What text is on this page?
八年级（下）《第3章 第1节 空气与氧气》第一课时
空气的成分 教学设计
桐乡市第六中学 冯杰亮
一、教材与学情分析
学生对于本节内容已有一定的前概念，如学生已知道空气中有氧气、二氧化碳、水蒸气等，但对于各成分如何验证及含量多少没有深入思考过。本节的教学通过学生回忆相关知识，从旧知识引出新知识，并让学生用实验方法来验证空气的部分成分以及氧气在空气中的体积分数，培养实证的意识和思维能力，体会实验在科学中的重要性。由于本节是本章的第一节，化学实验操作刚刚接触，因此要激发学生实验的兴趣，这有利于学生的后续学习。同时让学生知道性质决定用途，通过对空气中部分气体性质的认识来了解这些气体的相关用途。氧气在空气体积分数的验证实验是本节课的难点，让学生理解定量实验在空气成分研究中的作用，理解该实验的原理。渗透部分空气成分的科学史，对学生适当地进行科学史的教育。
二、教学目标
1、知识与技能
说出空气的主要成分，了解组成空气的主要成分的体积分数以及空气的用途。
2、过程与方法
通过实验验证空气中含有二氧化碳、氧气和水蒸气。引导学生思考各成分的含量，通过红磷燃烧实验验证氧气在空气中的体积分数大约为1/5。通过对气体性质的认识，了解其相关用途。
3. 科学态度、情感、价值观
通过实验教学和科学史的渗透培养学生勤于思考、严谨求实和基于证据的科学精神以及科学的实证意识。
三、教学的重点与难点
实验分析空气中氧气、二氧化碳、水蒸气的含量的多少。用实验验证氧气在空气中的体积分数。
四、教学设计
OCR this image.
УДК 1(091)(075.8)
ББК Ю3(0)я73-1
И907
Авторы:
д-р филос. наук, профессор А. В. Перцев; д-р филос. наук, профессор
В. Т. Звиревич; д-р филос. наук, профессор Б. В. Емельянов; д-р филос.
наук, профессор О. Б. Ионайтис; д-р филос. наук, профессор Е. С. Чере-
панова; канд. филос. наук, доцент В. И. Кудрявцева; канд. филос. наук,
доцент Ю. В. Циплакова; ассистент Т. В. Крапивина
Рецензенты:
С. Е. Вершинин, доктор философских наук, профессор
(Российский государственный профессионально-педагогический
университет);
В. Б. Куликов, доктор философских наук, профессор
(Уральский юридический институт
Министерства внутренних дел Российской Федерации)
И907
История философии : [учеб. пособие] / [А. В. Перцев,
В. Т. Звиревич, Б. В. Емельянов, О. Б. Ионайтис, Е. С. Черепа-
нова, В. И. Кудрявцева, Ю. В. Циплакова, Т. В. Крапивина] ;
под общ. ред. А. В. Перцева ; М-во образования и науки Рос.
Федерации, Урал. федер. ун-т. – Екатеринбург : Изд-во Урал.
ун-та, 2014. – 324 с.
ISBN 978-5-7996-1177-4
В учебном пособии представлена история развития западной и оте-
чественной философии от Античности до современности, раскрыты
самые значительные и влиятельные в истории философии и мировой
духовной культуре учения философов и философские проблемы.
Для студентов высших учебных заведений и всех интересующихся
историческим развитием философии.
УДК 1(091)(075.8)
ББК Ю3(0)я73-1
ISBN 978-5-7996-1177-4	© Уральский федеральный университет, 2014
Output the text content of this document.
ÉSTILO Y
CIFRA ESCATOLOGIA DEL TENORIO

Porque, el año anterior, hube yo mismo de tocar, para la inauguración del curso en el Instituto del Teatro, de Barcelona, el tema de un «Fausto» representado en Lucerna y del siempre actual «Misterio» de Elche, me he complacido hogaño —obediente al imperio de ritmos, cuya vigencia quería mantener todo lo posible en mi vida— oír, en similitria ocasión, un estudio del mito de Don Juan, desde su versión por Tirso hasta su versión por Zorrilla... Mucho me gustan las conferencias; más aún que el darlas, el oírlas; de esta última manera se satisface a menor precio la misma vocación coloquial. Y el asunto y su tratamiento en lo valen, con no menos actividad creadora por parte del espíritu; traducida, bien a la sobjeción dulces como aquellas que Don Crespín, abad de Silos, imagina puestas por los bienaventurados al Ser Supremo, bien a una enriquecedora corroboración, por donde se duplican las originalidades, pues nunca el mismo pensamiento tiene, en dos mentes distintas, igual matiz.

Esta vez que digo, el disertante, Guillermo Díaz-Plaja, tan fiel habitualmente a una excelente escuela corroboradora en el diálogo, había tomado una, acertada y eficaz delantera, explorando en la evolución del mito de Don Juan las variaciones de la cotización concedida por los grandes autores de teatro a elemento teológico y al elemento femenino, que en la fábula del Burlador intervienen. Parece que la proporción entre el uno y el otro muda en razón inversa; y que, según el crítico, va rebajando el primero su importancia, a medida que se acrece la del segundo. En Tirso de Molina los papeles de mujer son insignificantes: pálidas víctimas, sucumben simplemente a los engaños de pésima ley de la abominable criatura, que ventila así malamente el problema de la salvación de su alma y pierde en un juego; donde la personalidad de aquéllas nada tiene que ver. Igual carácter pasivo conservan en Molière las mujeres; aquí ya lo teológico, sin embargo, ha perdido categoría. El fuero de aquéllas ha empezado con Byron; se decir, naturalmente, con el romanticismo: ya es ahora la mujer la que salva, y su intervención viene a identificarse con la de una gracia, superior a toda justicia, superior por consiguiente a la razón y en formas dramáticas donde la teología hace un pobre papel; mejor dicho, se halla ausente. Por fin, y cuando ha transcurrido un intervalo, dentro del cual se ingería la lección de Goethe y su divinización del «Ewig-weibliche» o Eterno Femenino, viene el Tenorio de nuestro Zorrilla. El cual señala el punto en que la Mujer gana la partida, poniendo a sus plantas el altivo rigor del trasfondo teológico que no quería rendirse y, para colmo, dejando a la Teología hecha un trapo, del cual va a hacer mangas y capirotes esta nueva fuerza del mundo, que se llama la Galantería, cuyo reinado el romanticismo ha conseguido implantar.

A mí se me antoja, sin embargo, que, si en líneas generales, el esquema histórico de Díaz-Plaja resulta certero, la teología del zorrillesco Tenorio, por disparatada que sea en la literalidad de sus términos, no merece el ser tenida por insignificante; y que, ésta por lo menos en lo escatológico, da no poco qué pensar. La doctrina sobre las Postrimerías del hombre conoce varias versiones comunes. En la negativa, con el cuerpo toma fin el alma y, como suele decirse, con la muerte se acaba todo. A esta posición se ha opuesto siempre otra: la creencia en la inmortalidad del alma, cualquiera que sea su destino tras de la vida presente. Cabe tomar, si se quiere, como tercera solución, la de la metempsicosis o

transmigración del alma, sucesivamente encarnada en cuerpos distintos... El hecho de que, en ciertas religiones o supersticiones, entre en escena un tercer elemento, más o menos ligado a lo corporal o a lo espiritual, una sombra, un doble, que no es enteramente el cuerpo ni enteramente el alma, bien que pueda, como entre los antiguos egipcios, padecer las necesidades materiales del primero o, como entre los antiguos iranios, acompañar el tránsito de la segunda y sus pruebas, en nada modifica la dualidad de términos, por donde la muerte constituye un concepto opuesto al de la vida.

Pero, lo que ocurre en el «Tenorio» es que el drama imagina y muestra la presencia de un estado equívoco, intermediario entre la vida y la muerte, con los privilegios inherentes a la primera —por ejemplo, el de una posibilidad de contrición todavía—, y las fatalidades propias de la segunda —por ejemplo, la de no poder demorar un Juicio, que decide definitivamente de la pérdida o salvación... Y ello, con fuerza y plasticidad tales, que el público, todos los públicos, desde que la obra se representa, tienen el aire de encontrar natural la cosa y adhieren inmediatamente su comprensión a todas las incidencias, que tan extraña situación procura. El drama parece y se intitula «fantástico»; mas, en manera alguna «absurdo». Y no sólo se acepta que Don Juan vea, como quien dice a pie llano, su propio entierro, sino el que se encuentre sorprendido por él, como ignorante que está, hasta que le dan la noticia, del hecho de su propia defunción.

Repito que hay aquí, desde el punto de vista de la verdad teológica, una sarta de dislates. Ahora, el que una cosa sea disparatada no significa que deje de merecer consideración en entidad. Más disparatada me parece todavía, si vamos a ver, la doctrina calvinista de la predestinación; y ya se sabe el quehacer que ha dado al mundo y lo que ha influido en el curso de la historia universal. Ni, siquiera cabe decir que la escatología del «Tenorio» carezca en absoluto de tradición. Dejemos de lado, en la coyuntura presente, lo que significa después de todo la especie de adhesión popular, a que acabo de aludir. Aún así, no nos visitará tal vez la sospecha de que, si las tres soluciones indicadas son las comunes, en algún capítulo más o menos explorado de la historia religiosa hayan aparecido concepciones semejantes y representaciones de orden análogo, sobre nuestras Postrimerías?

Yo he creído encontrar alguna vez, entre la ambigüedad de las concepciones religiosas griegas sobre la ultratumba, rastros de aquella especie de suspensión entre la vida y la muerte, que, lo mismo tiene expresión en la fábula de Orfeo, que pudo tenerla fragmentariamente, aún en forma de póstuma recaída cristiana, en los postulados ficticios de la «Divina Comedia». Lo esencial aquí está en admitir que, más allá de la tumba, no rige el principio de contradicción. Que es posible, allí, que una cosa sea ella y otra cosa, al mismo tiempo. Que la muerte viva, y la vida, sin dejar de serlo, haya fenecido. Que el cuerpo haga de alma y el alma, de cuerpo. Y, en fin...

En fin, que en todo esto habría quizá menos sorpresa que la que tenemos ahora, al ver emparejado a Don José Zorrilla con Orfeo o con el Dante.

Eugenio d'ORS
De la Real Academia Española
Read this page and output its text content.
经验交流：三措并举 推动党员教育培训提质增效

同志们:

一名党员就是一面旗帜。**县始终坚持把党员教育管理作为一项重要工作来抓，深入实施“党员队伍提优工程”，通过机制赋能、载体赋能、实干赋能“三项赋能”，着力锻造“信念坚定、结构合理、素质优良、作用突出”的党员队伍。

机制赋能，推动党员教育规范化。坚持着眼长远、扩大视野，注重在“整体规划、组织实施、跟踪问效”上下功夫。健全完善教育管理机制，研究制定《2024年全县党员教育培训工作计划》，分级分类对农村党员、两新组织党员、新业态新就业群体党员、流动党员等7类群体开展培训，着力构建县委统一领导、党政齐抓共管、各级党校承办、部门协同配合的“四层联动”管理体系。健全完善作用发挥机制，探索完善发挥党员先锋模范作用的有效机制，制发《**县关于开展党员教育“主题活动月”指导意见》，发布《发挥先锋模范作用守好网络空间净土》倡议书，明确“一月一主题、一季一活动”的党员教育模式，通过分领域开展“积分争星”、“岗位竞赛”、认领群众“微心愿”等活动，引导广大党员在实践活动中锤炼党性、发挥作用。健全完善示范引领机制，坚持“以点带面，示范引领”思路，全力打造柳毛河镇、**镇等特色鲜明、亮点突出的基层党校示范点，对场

Work to do: Above are records; say how many of their lines contain the word "профессор", giving only the number.

Expected answer: 5